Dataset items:
□ □ □ □ □

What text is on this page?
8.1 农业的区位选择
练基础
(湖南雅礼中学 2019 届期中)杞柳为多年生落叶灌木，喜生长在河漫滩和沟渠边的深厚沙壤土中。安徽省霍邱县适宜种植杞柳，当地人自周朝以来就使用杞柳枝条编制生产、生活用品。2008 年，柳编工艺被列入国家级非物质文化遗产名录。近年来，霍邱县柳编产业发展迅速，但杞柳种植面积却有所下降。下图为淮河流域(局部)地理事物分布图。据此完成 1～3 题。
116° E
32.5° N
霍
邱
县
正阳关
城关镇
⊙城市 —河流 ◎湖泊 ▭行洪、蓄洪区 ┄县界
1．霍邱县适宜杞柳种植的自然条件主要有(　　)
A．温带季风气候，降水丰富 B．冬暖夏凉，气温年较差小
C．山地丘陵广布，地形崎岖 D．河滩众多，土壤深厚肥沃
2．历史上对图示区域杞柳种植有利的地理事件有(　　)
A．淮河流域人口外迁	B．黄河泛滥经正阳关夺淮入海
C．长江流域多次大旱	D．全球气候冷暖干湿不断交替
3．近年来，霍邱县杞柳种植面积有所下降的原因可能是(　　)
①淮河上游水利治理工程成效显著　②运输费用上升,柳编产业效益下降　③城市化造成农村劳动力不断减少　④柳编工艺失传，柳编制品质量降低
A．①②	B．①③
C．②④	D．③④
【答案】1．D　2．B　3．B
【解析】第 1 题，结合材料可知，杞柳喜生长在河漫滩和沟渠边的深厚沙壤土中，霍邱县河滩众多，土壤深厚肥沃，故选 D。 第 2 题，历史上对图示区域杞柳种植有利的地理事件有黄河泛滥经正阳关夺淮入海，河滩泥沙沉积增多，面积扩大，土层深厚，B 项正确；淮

□ □ □ □ □

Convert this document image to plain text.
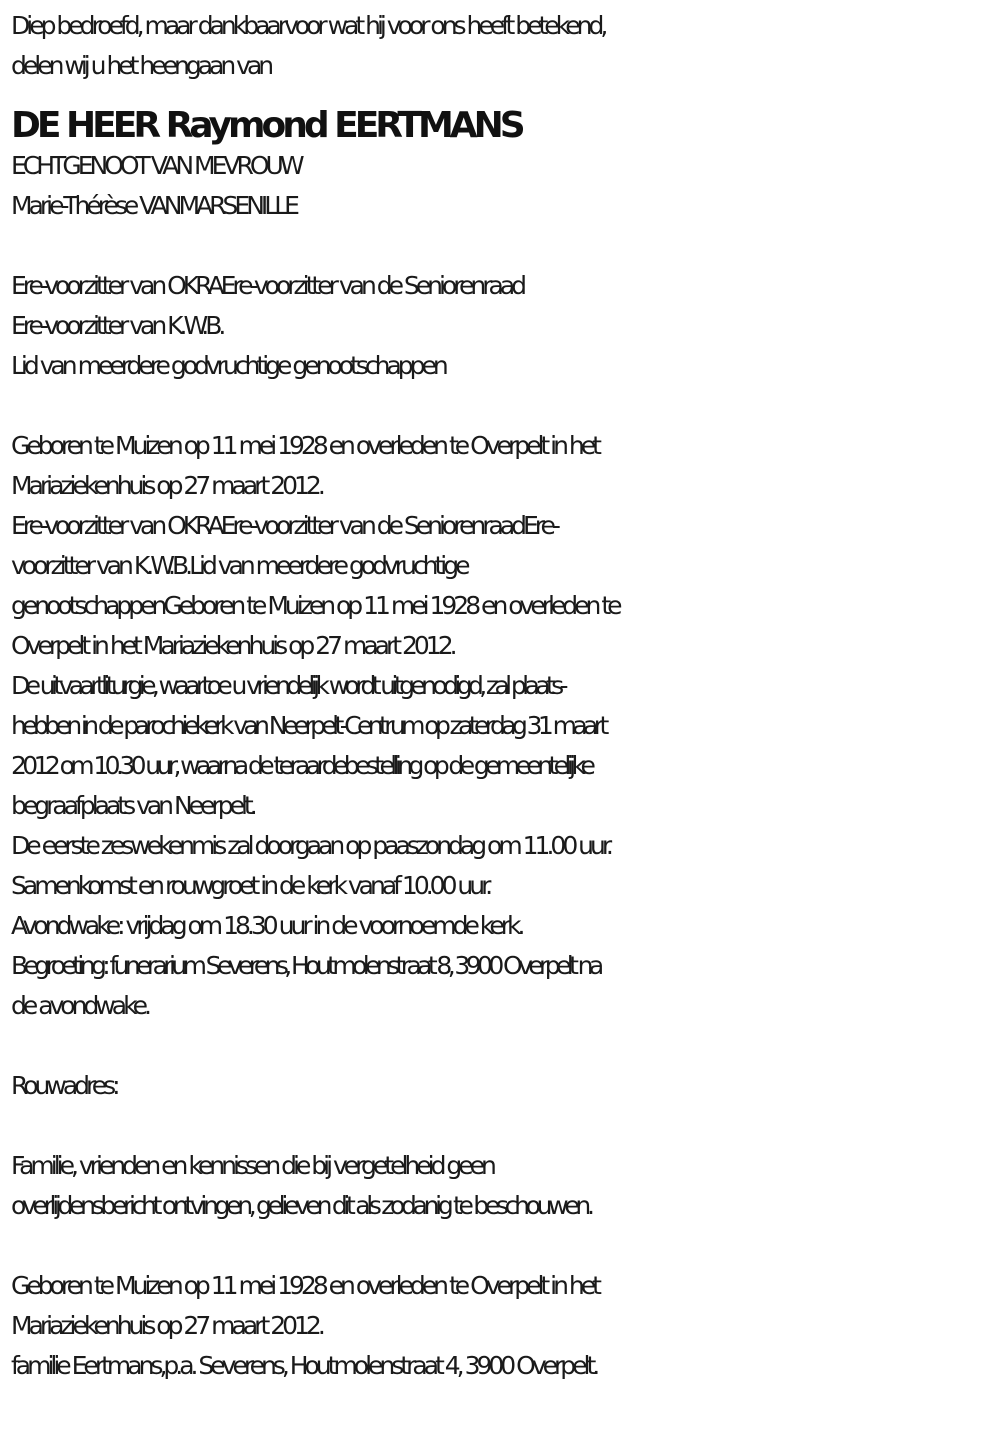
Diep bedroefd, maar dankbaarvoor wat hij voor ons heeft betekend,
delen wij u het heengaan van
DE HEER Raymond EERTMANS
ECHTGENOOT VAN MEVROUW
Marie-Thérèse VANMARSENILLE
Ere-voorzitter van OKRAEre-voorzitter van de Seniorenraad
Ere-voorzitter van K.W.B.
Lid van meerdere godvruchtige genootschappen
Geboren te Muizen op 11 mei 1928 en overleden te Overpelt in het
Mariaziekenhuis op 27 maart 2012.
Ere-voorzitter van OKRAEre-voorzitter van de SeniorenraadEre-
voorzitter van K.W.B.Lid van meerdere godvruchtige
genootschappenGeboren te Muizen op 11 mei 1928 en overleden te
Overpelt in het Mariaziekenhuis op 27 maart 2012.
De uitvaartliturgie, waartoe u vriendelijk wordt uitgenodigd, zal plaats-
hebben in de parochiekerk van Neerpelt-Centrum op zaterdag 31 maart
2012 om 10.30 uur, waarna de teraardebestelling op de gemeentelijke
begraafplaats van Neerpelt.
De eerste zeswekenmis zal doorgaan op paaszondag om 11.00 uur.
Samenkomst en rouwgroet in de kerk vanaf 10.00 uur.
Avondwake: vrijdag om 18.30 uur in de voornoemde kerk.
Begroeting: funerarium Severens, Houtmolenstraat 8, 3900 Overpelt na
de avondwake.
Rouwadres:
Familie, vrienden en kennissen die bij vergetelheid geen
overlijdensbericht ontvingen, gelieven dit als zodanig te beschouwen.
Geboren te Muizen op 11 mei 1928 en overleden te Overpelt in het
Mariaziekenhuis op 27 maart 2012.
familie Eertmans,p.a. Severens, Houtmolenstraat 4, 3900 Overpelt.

□ □ □ □ □

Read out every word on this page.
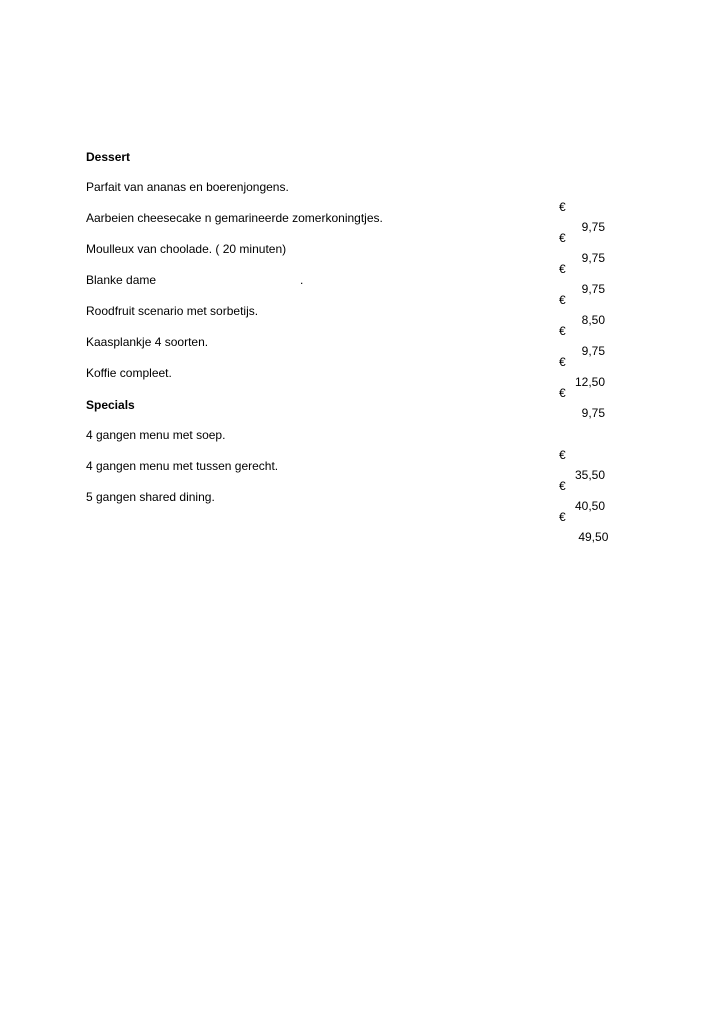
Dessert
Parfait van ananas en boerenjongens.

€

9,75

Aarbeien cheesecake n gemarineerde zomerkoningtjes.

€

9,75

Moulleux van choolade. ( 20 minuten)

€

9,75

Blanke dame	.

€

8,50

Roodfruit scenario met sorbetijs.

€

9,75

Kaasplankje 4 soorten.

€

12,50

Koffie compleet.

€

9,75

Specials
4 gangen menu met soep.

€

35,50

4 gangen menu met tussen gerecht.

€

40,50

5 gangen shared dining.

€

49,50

□ □ □ □ □

YOUR GOAL:
Search the entries for the word "page" and gather every line where it appears.

RESULT:
What text is on this page?
Read out every word on this page.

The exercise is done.